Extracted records
= = = = = = =
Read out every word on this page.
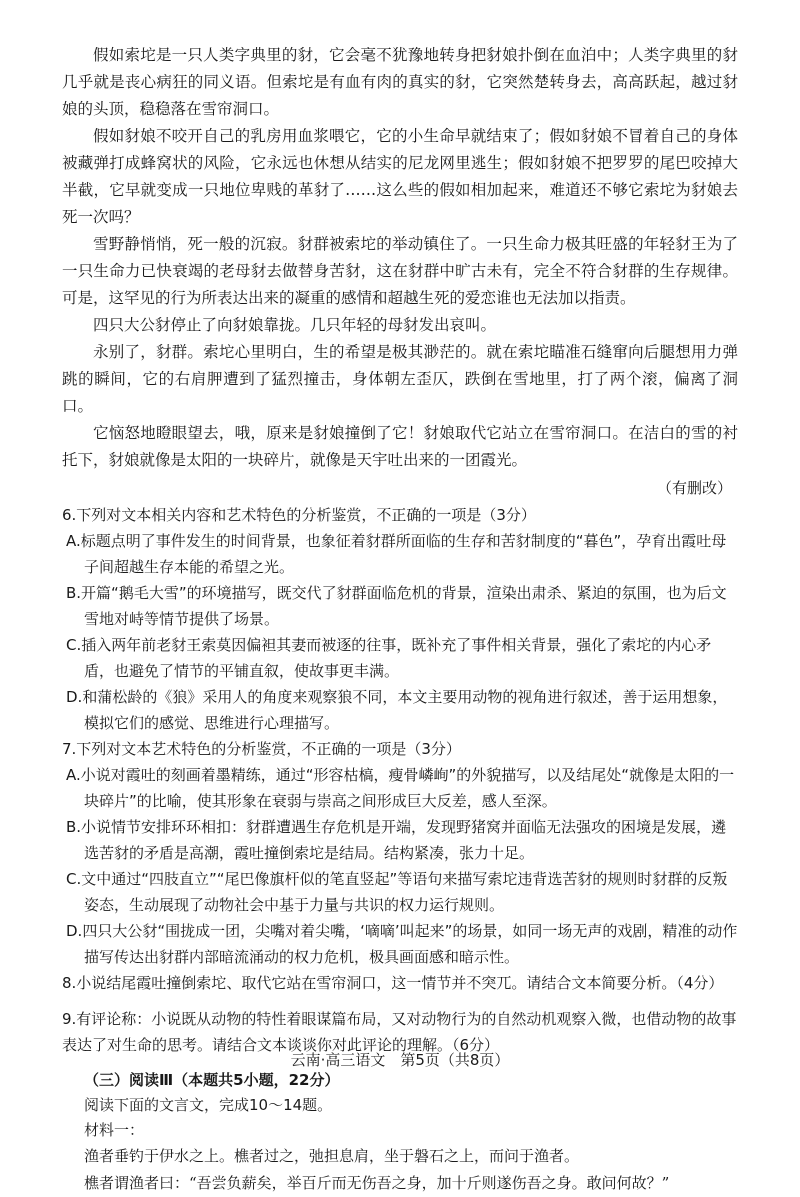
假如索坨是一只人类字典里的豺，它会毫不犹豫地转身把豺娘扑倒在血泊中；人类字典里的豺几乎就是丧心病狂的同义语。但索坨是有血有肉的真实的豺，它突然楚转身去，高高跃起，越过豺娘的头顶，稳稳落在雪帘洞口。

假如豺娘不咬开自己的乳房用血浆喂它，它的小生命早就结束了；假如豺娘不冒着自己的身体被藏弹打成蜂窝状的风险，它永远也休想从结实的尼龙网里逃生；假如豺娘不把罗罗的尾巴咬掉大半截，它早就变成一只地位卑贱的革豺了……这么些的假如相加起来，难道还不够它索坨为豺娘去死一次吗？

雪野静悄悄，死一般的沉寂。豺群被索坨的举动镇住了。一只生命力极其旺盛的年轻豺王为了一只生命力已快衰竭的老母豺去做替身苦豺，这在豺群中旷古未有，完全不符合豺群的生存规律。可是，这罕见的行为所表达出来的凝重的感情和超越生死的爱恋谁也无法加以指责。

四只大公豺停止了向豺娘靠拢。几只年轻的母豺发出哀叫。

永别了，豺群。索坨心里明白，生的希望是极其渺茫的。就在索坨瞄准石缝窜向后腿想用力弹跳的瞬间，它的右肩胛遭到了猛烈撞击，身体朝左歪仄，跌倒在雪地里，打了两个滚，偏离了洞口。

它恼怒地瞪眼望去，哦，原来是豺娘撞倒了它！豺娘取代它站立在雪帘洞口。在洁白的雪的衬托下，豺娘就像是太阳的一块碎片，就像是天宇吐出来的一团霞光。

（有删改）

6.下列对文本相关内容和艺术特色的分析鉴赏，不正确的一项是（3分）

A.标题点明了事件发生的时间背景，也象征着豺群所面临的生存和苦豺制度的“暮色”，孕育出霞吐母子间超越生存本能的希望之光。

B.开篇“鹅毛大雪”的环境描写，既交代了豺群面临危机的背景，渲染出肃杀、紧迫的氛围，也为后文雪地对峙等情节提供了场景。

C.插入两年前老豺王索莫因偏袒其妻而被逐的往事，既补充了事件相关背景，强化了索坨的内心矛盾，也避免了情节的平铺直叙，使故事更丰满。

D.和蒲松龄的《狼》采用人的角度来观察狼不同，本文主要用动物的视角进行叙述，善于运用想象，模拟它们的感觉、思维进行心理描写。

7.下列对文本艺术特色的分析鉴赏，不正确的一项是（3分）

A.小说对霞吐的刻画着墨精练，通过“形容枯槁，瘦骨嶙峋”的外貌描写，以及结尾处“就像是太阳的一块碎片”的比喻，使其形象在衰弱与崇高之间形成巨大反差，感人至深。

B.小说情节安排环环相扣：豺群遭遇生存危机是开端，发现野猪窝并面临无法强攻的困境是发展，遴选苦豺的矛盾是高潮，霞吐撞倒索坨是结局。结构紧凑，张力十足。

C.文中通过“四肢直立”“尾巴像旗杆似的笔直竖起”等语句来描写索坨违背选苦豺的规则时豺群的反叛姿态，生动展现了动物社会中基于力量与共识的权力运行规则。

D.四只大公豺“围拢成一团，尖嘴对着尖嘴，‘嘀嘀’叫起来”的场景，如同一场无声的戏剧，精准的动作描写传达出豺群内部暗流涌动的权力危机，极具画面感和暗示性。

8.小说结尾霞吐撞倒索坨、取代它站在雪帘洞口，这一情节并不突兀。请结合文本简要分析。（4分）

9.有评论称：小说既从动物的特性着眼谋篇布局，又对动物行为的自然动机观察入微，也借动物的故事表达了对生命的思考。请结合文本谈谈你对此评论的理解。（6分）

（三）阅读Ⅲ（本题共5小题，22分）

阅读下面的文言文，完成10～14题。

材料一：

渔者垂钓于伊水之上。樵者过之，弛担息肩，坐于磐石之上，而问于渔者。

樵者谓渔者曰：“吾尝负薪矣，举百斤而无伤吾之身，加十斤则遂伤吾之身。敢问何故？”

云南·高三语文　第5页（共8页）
= = = = = = =
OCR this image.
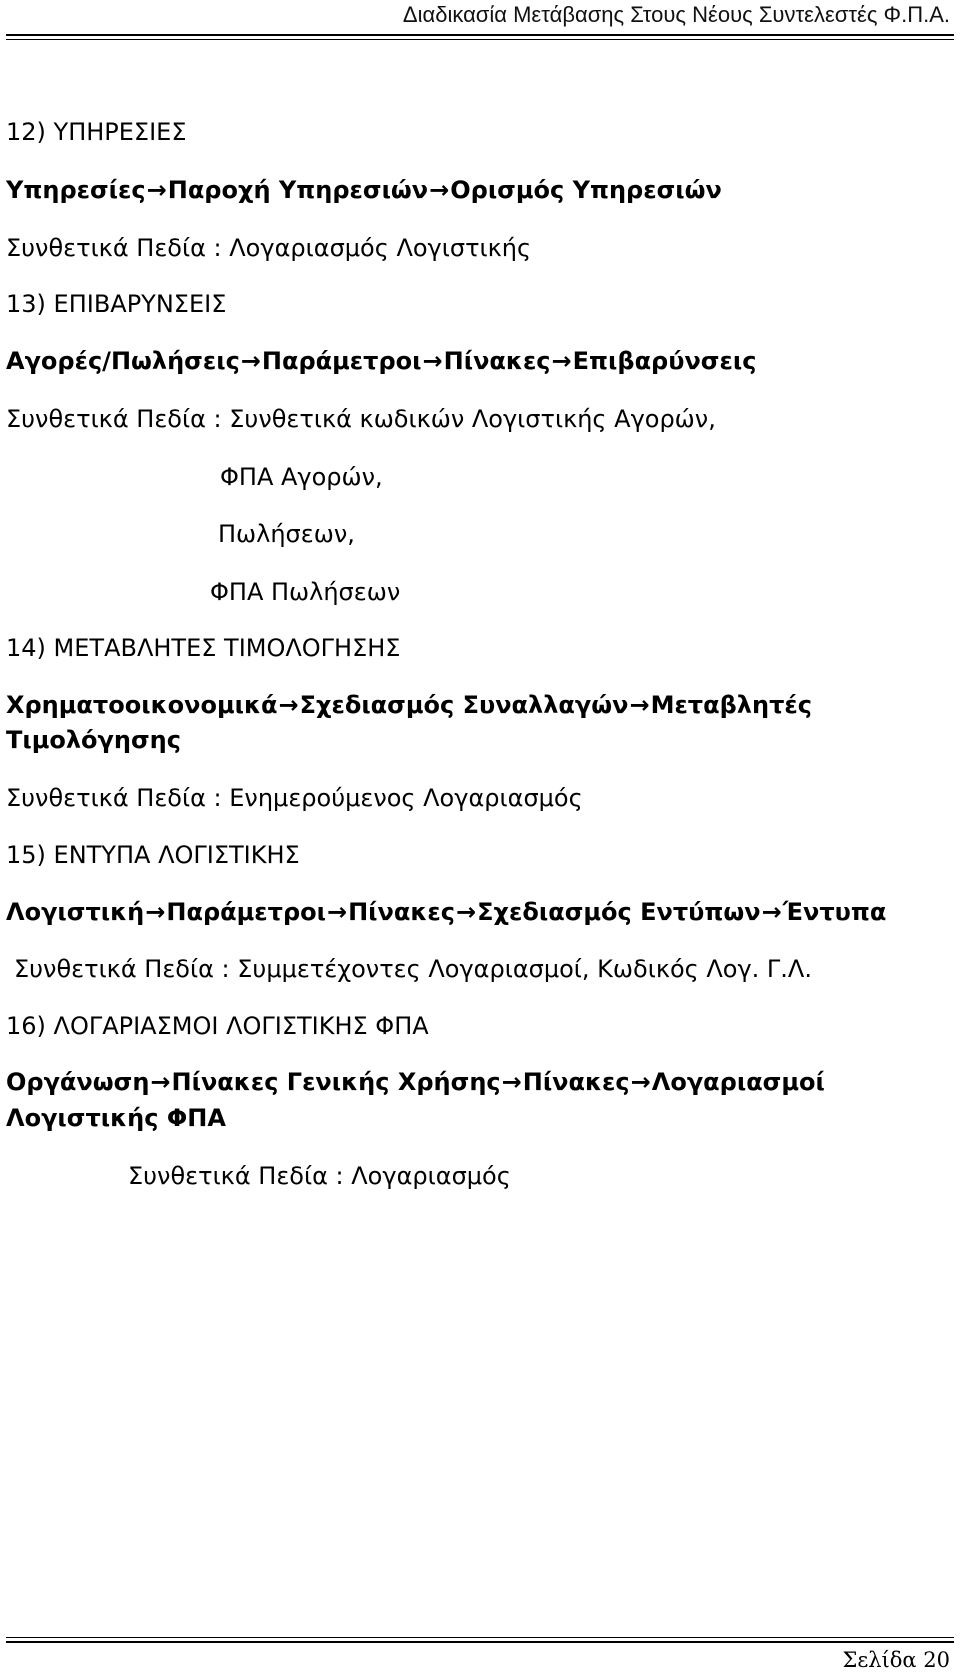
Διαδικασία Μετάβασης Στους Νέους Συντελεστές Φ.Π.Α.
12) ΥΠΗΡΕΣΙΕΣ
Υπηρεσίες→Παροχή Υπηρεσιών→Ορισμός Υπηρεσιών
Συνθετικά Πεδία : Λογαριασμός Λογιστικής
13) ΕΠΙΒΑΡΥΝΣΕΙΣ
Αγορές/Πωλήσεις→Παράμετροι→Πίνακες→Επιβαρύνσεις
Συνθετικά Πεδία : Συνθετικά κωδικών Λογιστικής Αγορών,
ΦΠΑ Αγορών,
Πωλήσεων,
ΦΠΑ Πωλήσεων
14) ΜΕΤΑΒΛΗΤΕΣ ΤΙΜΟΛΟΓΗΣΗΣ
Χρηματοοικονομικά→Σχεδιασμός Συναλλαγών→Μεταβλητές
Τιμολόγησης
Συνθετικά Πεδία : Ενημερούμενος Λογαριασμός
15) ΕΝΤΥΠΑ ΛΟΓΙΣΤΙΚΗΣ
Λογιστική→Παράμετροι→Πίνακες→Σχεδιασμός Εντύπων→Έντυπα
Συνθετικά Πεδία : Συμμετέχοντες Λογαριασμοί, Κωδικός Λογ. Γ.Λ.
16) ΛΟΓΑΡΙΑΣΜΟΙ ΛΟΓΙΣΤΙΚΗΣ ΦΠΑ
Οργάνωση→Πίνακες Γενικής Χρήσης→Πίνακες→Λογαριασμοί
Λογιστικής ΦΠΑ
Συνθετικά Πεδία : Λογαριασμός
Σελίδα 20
= = = = = = =
What the task requires: Show all lines in the entries above where the word "Αγορών" appears.

Worked answer:
Συνθετικά Πεδία : Συνθετικά κωδικών Λογιστικής Αγορών,
ΦΠΑ Αγορών,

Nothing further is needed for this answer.